··· MATERIAL PROVIDED ···

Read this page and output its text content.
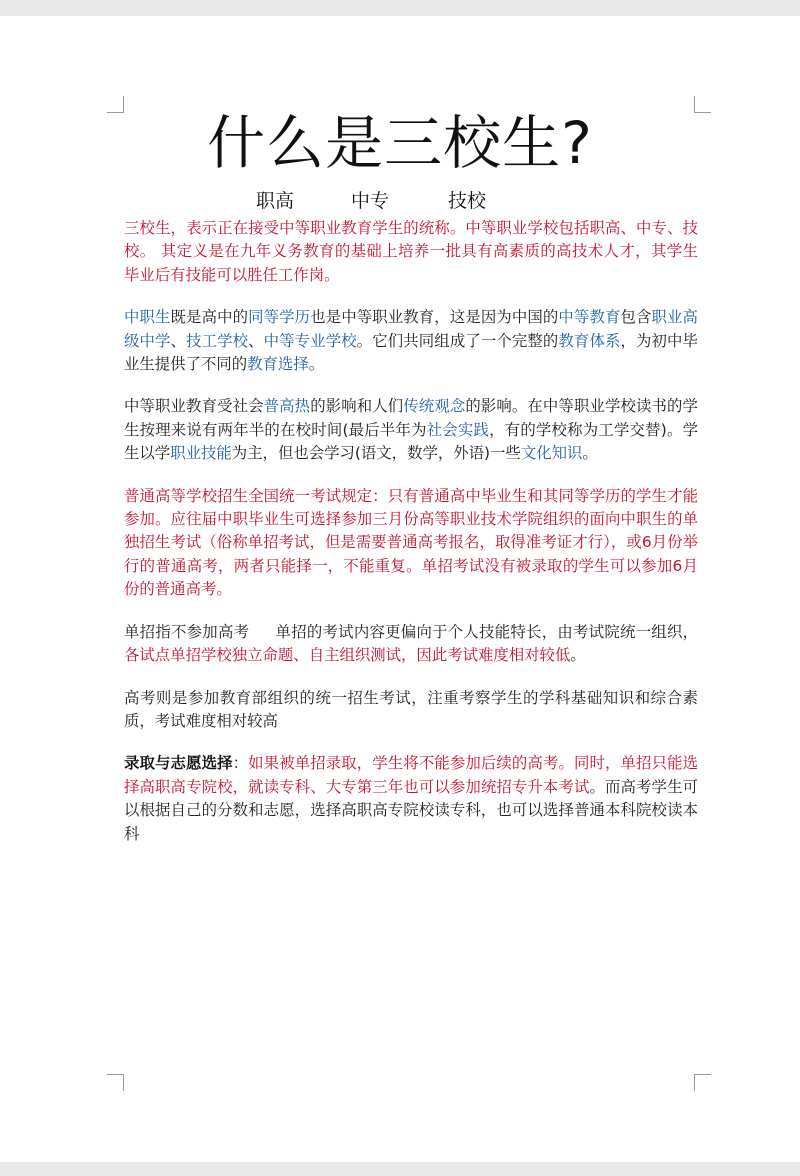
什么是三校生?
职高	中专	技校

三校生，表示正在接受中等职业教育学生的统称。中等职业学校包括职高、中专、技校。 其定义是在九年义务教育的基础上培养一批具有高素质的高技术人才，其学生毕业后有技能可以胜任工作岗。

中职生既是高中的同等学历也是中等职业教育，这是因为中国的中等教育包含职业高级中学、技工学校、中等专业学校。它们共同组成了一个完整的教育体系，为初中毕业生提供了不同的教育选择。

中等职业教育受社会普高热的影响和人们传统观念的影响。在中等职业学校读书的学生按理来说有两年半的在校时间(最后半年为社会实践，有的学校称为工学交替)。学生以学职业技能为主，但也会学习(语文，数学，外语)一些文化知识。

普通高等学校招生全国统一考试规定：只有普通高中毕业生和其同等学历的学生才能参加。应往届中职毕业生可选择参加三月份高等职业技术学院组织的面向中职生的单独招生考试（俗称单招考试，但是需要普通高考报名，取得准考证才行），或6月份举行的普通高考，两者只能择一，不能重复。单招考试没有被录取的学生可以参加6月份的普通高考。

单招指不参加高考 单招的考试内容更偏向于个人技能特长，由考试院统一组织，各试点单招学校独立命题、自主组织测试，因此考试难度相对较低。

高考则是参加教育部组织的统一招生考试，注重考察学生的学科基础知识和综合素质，考试难度相对较高

录取与志愿选择：如果被单招录取，学生将不能参加后续的高考。同时，单招只能选择高职高专院校，就读专科、大专第三年也可以参加统招专升本考试。而高考学生可以根据自己的分数和志愿，选择高职高专院校读专科，也可以选择普通本科院校读本科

···

▶ [WHAT THE EXERCISE ASKS]: Restate the full listing verbatim and drop every picture.

▶ [SOLUTION TO THE EXERCISE]:
Read this page and output its text content.
什么是三校生?
职高	中专	技校

三校生，表示正在接受中等职业教育学生的统称。中等职业学校包括职高、中专、技校。 其定义是在九年义务教育的基础上培养一批具有高素质的高技术人才，其学生毕业后有技能可以胜任工作岗。

中职生既是高中的同等学历也是中等职业教育，这是因为中国的中等教育包含职业高级中学、技工学校、中等专业学校。它们共同组成了一个完整的教育体系，为初中毕业生提供了不同的教育选择。

中等职业教育受社会普高热的影响和人们传统观念的影响。在中等职业学校读书的学生按理来说有两年半的在校时间(最后半年为社会实践，有的学校称为工学交替)。学生以学职业技能为主，但也会学习(语文，数学，外语)一些文化知识。

普通高等学校招生全国统一考试规定：只有普通高中毕业生和其同等学历的学生才能参加。应往届中职毕业生可选择参加三月份高等职业技术学院组织的面向中职生的单独招生考试（俗称单招考试，但是需要普通高考报名，取得准考证才行），或6月份举行的普通高考，两者只能择一，不能重复。单招考试没有被录取的学生可以参加6月份的普通高考。

单招指不参加高考 单招的考试内容更偏向于个人技能特长，由考试院统一组织，各试点单招学校独立命题、自主组织测试，因此考试难度相对较低。

高考则是参加教育部组织的统一招生考试，注重考察学生的学科基础知识和综合素质，考试难度相对较高

录取与志愿选择：如果被单招录取，学生将不能参加后续的高考。同时，单招只能选择高职高专院校，就读专科、大专第三年也可以参加统招专升本考试。而高考学生可以根据自己的分数和志愿，选择高职高专院校读专科，也可以选择普通本科院校读本科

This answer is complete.